The answer must be every line from the listing that holds the string "start".

((

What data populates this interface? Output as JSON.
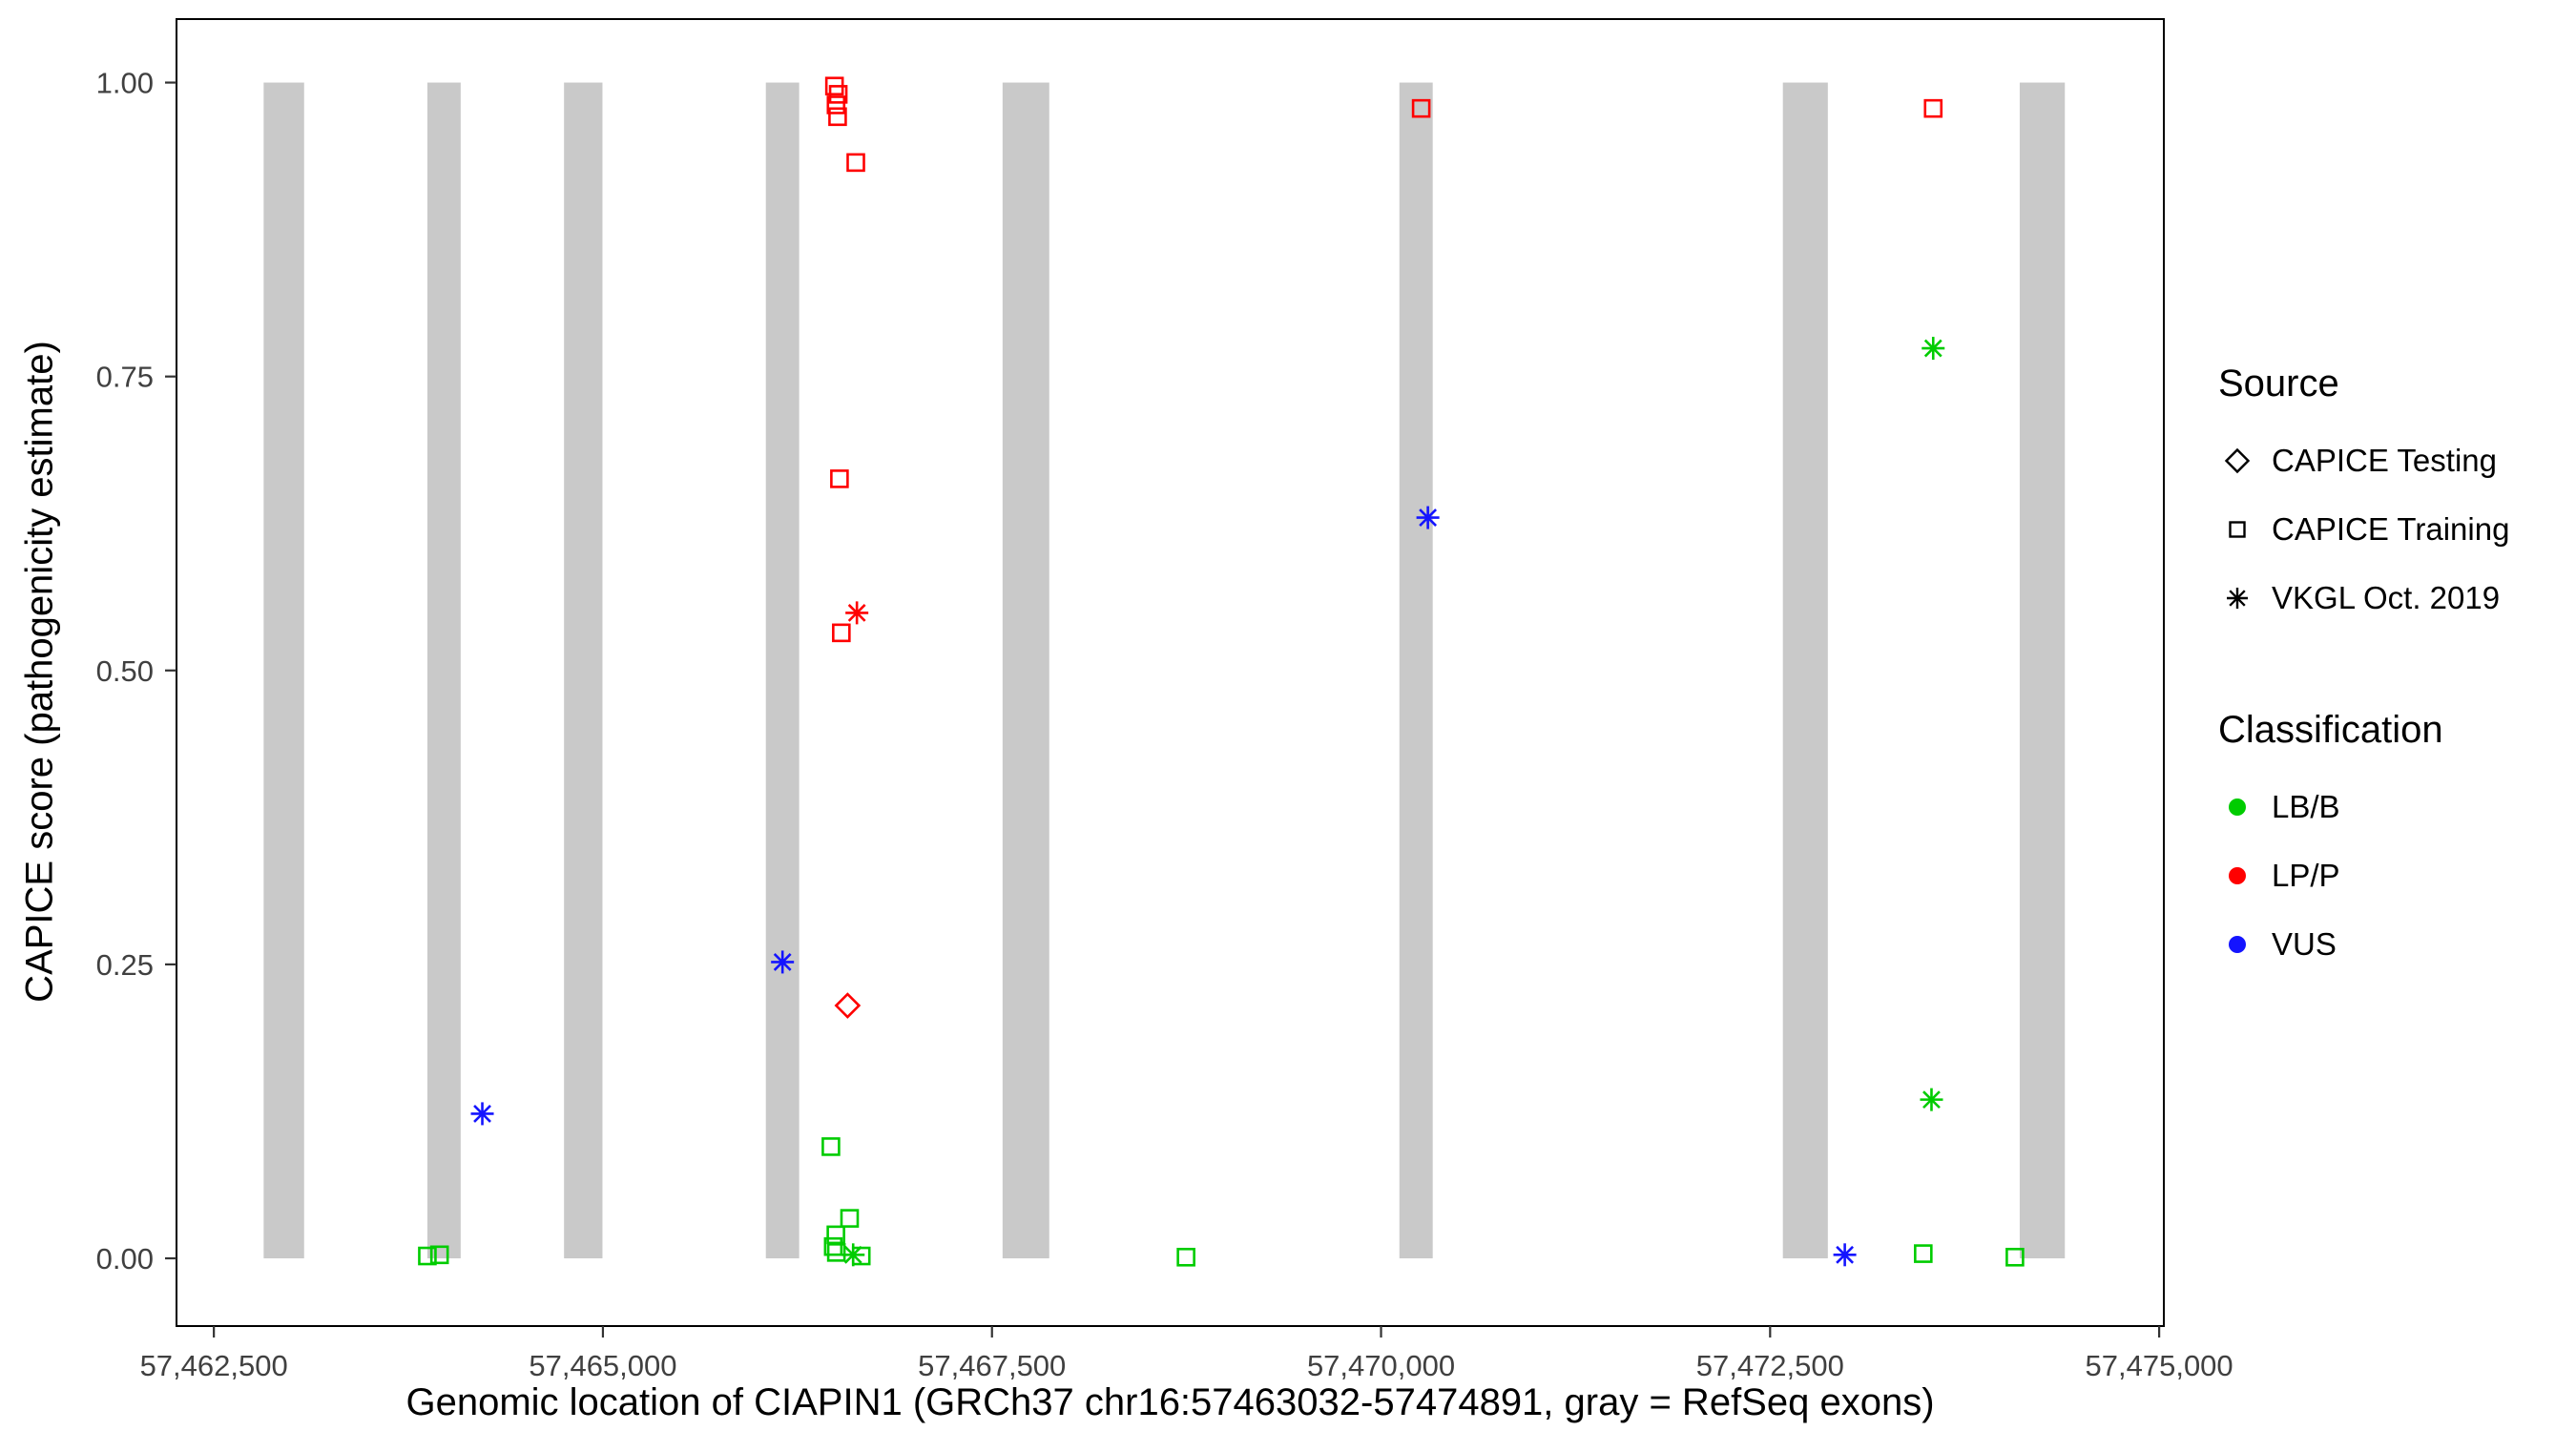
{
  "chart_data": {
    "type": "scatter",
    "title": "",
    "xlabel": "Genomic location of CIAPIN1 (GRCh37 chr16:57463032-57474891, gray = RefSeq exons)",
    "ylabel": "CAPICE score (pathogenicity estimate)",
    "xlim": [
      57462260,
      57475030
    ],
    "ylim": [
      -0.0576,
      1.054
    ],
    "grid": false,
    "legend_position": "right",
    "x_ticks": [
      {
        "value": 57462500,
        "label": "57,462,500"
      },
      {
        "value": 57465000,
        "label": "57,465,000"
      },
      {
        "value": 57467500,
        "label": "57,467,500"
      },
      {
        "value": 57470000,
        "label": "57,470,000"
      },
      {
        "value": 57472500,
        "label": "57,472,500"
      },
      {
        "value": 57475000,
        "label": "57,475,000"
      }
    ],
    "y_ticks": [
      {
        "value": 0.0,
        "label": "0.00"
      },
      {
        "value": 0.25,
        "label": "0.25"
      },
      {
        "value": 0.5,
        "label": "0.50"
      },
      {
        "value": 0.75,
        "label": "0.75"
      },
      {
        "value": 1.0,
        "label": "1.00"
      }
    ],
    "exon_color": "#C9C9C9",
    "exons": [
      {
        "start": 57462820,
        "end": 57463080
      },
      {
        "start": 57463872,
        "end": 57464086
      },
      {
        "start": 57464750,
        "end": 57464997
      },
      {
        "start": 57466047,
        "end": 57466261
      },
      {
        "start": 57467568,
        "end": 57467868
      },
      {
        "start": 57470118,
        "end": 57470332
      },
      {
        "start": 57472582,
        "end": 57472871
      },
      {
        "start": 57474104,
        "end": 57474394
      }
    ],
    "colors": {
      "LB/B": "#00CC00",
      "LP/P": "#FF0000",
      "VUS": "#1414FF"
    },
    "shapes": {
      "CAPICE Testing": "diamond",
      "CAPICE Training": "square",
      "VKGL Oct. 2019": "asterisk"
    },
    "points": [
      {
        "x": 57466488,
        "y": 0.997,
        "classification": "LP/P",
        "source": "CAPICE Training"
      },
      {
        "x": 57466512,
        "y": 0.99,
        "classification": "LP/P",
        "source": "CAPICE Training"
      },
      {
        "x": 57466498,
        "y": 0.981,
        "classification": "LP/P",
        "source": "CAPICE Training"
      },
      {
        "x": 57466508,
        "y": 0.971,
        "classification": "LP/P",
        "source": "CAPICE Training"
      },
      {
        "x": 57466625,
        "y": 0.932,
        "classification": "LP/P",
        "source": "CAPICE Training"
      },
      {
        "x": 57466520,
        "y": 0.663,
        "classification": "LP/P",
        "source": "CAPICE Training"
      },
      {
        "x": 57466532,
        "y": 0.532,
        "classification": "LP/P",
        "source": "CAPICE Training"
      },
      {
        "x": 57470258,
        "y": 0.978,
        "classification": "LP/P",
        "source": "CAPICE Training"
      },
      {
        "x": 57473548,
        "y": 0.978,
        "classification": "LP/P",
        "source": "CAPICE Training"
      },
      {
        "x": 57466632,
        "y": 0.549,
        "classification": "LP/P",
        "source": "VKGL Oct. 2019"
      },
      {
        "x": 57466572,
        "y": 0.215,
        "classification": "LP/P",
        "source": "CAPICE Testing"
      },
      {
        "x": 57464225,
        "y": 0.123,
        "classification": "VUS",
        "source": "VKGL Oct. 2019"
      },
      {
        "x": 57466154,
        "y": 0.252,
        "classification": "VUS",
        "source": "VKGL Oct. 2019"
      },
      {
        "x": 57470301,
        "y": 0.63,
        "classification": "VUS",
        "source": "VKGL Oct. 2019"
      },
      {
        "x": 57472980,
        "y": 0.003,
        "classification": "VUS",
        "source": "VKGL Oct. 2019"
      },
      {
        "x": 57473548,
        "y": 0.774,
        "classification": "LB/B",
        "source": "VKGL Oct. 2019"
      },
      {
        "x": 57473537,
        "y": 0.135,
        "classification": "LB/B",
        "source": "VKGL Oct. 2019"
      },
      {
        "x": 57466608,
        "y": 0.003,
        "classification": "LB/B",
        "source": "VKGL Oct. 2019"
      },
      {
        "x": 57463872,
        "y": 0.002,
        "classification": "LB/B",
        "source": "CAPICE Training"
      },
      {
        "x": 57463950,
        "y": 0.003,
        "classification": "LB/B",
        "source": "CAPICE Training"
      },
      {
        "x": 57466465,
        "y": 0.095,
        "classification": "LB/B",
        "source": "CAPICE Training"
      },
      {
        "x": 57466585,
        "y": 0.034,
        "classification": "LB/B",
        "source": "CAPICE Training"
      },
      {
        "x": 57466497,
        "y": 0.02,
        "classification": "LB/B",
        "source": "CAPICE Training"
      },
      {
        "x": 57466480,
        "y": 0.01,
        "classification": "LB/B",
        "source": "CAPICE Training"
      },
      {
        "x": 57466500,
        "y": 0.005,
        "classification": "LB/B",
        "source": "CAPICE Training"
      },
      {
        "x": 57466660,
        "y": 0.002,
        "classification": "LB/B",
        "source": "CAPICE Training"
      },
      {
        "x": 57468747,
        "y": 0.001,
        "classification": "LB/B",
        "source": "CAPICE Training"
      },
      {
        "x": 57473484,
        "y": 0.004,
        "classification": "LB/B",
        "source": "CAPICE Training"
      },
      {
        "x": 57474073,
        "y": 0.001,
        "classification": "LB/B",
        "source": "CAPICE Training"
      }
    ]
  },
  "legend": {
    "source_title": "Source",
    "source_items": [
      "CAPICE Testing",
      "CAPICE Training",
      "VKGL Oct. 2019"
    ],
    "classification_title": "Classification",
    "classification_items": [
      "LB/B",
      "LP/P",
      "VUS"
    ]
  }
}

))

◆ Solution for this task:
        "start": 57462820,
        "start": 57463872,
        "start": 57464750,
        "start": 57466047,
        "start": 57467568,
        "start": 57470118,
        "start": 57472582,
        "start": 57474104,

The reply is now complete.